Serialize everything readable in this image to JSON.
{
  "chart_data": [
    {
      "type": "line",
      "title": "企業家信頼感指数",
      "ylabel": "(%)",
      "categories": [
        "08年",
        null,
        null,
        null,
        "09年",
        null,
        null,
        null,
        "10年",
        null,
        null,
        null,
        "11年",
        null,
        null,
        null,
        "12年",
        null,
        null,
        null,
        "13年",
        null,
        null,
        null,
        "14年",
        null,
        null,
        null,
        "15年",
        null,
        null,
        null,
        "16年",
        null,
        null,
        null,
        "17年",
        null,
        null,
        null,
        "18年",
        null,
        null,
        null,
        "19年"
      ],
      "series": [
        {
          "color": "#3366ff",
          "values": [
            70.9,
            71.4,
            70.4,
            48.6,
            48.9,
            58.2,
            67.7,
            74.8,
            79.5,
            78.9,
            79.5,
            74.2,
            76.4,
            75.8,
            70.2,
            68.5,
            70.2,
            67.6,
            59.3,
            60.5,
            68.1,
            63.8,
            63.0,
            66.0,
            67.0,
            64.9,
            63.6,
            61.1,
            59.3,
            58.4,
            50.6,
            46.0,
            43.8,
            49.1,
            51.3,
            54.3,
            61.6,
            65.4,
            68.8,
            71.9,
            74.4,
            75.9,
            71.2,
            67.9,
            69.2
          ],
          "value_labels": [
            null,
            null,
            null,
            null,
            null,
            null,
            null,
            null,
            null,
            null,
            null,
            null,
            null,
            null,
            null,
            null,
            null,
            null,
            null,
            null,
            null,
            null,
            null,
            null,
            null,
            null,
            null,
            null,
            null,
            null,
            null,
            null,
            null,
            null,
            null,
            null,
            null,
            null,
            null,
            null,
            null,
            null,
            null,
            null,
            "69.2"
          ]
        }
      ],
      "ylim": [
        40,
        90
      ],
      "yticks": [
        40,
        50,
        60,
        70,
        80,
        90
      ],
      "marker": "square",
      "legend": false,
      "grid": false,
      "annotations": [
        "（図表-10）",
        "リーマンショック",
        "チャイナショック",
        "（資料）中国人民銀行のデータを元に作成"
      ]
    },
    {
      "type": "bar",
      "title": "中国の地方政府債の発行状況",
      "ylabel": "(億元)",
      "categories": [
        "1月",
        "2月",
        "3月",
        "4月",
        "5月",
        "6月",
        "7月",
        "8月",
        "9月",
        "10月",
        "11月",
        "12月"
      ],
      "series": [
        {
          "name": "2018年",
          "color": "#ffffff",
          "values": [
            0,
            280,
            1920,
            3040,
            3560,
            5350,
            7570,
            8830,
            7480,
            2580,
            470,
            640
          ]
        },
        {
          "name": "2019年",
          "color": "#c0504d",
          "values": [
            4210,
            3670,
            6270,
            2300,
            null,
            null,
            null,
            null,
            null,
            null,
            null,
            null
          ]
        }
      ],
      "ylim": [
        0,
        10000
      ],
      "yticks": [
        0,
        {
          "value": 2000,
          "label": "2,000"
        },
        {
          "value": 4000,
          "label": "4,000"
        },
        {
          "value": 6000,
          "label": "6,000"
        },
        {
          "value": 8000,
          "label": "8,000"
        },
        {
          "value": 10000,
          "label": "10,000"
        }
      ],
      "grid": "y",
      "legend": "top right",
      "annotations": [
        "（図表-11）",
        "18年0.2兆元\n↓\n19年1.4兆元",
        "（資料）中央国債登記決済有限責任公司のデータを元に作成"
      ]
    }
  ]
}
........
**WHAT IS REQUIRED**
Exactly reproduce every line of the data above.

**SOLUTION BELOW**
Serialize everything readable in this image to JSON.
{
  "chart_data": [
    {
      "type": "line",
      "title": "企業家信頼感指数",
      "ylabel": "(%)",
      "categories": [
        "08年",
        null,
        null,
        null,
        "09年",
        null,
        null,
        null,
        "10年",
        null,
        null,
        null,
        "11年",
        null,
        null,
        null,
        "12年",
        null,
        null,
        null,
        "13年",
        null,
        null,
        null,
        "14年",
        null,
        null,
        null,
        "15年",
        null,
        null,
        null,
        "16年",
        null,
        null,
        null,
        "17年",
        null,
        null,
        null,
        "18年",
        null,
        null,
        null,
        "19年"
      ],
      "series": [
        {
          "color": "#3366ff",
          "values": [
            70.9,
            71.4,
            70.4,
            48.6,
            48.9,
            58.2,
            67.7,
            74.8,
            79.5,
            78.9,
            79.5,
            74.2,
            76.4,
            75.8,
            70.2,
            68.5,
            70.2,
            67.6,
            59.3,
            60.5,
            68.1,
            63.8,
            63.0,
            66.0,
            67.0,
            64.9,
            63.6,
            61.1,
            59.3,
            58.4,
            50.6,
            46.0,
            43.8,
            49.1,
            51.3,
            54.3,
            61.6,
            65.4,
            68.8,
            71.9,
            74.4,
            75.9,
            71.2,
            67.9,
            69.2
          ],
          "value_labels": [
            null,
            null,
            null,
            null,
            null,
            null,
            null,
            null,
            null,
            null,
            null,
            null,
            null,
            null,
            null,
            null,
            null,
            null,
            null,
            null,
            null,
            null,
            null,
            null,
            null,
            null,
            null,
            null,
            null,
            null,
            null,
            null,
            null,
            null,
            null,
            null,
            null,
            null,
            null,
            null,
            null,
            null,
            null,
            null,
            "69.2"
          ]
        }
      ],
      "ylim": [
        40,
        90
      ],
      "yticks": [
        40,
        50,
        60,
        70,
        80,
        90
      ],
      "marker": "square",
      "legend": false,
      "grid": false,
      "annotations": [
        "（図表-10）",
        "リーマンショック",
        "チャイナショック",
        "（資料）中国人民銀行のデータを元に作成"
      ]
    },
    {
      "type": "bar",
      "title": "中国の地方政府債の発行状況",
      "ylabel": "(億元)",
      "categories": [
        "1月",
        "2月",
        "3月",
        "4月",
        "5月",
        "6月",
        "7月",
        "8月",
        "9月",
        "10月",
        "11月",
        "12月"
      ],
      "series": [
        {
          "name": "2018年",
          "color": "#ffffff",
          "values": [
            0,
            280,
            1920,
            3040,
            3560,
            5350,
            7570,
            8830,
            7480,
            2580,
            470,
            640
          ]
        },
        {
          "name": "2019年",
          "color": "#c0504d",
          "values": [
            4210,
            3670,
            6270,
            2300,
            null,
            null,
            null,
            null,
            null,
            null,
            null,
            null
          ]
        }
      ],
      "ylim": [
        0,
        10000
      ],
      "yticks": [
        0,
        {
          "value": 2000,
          "label": "2,000"
        },
        {
          "value": 4000,
          "label": "4,000"
        },
        {
          "value": 6000,
          "label": "6,000"
        },
        {
          "value": 8000,
          "label": "8,000"
        },
        {
          "value": 10000,
          "label": "10,000"
        }
      ],
      "grid": "y",
      "legend": "top right",
      "annotations": [
        "（図表-11）",
        "18年0.2兆元\n↓\n19年1.4兆元",
        "（資料）中央国債登記決済有限責任公司のデータを元に作成"
      ]
    }
  ]
}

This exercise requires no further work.